> Short task:
Return all lines from the listing below in which the string "name" occurs.

[Records from a dataset]
★ ★ ★

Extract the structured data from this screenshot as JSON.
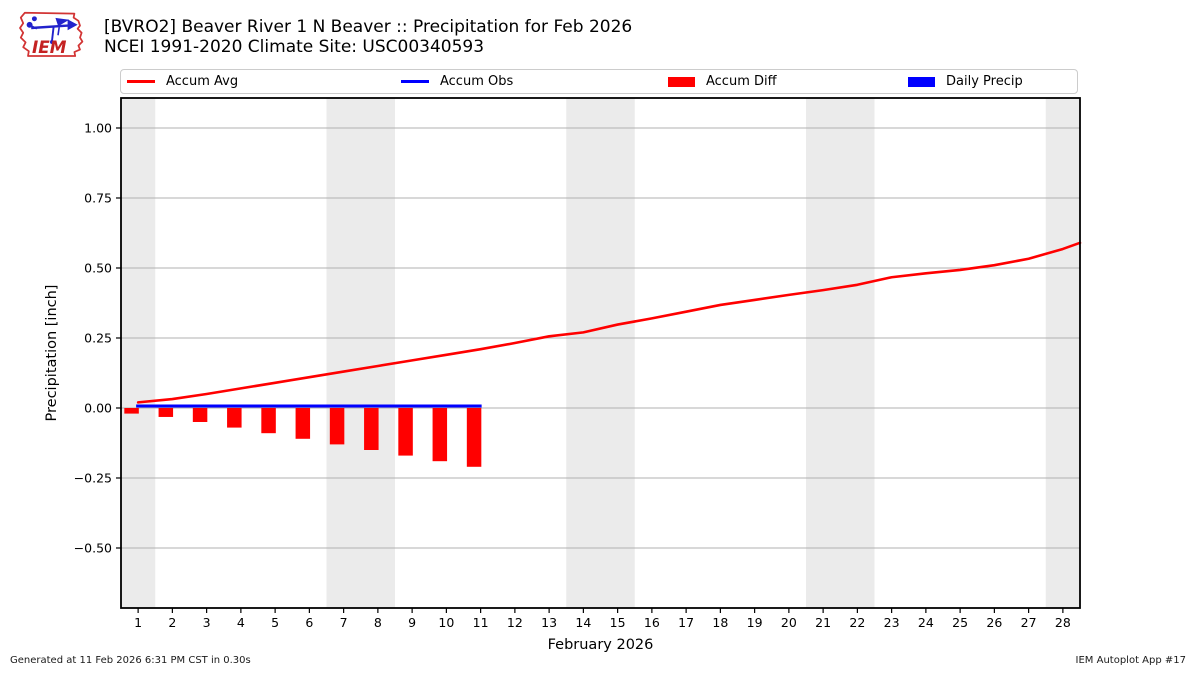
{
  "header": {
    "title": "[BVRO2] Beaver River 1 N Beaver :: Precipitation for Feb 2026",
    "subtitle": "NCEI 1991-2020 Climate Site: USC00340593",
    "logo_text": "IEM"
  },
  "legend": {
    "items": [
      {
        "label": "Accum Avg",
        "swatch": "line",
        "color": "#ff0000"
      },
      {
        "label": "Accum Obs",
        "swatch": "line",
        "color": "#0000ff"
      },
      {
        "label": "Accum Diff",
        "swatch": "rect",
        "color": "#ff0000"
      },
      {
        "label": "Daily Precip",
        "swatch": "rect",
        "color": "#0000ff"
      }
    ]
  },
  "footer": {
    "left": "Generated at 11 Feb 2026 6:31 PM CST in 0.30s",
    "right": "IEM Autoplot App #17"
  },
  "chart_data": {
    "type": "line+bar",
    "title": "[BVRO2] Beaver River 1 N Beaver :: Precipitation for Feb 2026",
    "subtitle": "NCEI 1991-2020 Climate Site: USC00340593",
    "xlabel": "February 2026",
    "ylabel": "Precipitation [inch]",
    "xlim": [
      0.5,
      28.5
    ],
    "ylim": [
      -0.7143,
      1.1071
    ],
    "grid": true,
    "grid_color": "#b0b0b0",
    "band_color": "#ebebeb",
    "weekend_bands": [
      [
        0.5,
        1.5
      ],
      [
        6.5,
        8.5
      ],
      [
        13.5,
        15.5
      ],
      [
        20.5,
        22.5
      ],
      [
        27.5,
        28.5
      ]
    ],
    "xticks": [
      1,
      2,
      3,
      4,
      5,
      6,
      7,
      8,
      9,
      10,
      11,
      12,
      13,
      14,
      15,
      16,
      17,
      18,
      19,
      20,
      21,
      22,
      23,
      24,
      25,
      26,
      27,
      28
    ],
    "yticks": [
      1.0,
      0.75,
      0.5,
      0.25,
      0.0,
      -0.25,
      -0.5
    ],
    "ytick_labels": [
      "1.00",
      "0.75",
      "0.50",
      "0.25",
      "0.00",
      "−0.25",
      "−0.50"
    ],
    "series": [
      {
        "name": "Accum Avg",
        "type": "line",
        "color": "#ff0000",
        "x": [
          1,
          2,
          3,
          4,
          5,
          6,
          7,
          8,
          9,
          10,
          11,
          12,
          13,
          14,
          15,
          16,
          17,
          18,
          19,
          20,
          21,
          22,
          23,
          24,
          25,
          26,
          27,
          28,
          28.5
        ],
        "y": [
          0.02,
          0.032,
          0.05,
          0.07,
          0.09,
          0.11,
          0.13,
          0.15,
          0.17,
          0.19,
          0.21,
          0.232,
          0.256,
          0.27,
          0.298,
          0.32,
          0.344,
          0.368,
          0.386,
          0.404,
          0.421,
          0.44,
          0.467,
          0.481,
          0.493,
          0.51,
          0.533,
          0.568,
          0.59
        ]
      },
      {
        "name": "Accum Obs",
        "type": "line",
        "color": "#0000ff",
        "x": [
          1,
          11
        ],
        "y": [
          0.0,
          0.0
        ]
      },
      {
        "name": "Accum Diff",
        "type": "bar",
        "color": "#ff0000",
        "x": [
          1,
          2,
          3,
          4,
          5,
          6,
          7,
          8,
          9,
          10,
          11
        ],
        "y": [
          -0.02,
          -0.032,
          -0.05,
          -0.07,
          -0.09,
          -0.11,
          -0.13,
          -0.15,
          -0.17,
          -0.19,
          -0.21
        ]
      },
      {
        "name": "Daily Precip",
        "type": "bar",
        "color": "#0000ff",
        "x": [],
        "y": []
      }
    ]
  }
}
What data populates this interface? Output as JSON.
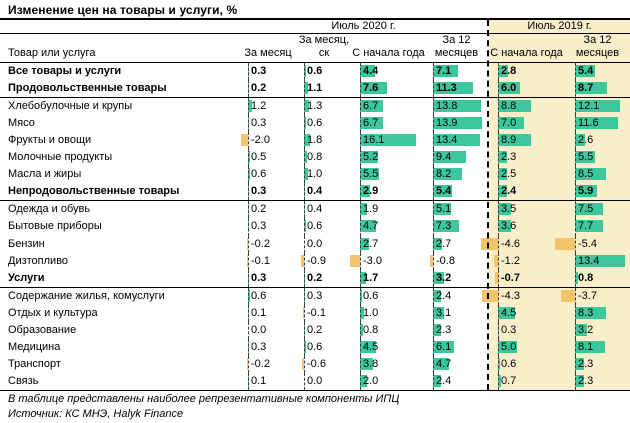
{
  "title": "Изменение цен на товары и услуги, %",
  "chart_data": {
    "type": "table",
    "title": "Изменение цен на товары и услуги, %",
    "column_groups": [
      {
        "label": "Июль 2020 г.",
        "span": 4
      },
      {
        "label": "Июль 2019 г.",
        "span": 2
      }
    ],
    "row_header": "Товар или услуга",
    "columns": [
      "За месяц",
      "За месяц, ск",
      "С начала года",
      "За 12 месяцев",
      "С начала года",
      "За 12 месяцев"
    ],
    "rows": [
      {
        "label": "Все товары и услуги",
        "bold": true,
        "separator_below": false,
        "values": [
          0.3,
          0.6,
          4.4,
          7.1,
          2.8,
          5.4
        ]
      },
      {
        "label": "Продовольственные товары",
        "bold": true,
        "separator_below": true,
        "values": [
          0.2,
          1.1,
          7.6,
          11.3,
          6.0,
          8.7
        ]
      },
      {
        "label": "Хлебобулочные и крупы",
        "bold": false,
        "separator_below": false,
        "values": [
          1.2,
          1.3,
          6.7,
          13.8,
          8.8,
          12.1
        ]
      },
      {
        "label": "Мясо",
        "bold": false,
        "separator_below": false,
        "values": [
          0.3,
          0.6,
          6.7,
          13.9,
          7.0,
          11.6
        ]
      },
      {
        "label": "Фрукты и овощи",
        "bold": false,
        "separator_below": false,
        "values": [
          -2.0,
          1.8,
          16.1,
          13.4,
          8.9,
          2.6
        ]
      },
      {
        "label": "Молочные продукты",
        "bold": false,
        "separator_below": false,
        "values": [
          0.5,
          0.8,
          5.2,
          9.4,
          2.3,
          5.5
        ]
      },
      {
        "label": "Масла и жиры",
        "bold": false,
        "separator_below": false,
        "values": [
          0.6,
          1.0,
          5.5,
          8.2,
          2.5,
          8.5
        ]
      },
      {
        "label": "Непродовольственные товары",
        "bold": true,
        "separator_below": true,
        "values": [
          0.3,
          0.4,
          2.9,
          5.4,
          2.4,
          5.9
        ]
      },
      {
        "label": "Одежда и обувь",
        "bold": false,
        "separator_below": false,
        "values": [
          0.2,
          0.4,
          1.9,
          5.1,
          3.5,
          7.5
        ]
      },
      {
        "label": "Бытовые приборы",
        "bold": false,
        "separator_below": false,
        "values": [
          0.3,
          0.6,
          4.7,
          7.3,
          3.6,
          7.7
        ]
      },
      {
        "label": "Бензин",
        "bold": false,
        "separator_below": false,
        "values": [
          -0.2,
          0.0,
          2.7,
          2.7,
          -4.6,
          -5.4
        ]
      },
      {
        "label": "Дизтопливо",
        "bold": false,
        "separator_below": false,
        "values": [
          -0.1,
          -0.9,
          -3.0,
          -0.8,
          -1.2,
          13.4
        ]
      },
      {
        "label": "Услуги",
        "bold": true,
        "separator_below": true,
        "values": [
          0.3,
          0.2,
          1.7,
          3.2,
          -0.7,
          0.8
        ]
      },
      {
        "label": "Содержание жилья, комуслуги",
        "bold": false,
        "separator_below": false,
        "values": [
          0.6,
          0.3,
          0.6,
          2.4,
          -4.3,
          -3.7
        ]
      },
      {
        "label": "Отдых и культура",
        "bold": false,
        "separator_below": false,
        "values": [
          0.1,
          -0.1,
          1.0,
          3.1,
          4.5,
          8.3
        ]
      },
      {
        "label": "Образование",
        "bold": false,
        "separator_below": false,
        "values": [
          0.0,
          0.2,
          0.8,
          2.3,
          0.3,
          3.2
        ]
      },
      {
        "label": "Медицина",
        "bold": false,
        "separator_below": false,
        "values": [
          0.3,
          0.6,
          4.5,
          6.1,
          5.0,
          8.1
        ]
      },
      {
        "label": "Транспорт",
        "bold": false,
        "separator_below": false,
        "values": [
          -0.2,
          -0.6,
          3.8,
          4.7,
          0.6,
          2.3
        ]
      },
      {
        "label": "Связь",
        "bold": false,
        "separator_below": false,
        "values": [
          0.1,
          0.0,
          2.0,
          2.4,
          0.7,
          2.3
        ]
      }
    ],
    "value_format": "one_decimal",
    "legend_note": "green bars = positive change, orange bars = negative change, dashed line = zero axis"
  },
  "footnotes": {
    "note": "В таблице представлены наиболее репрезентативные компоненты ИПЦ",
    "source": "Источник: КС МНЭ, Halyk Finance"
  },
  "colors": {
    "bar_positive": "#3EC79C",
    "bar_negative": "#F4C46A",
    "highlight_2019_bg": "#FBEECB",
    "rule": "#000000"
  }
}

★ ★ ★

> Result below:
        "name": "Accum Avg",
        "name": "Accum Obs",
        "name": "Accum Diff",
        "name": "Daily Precip",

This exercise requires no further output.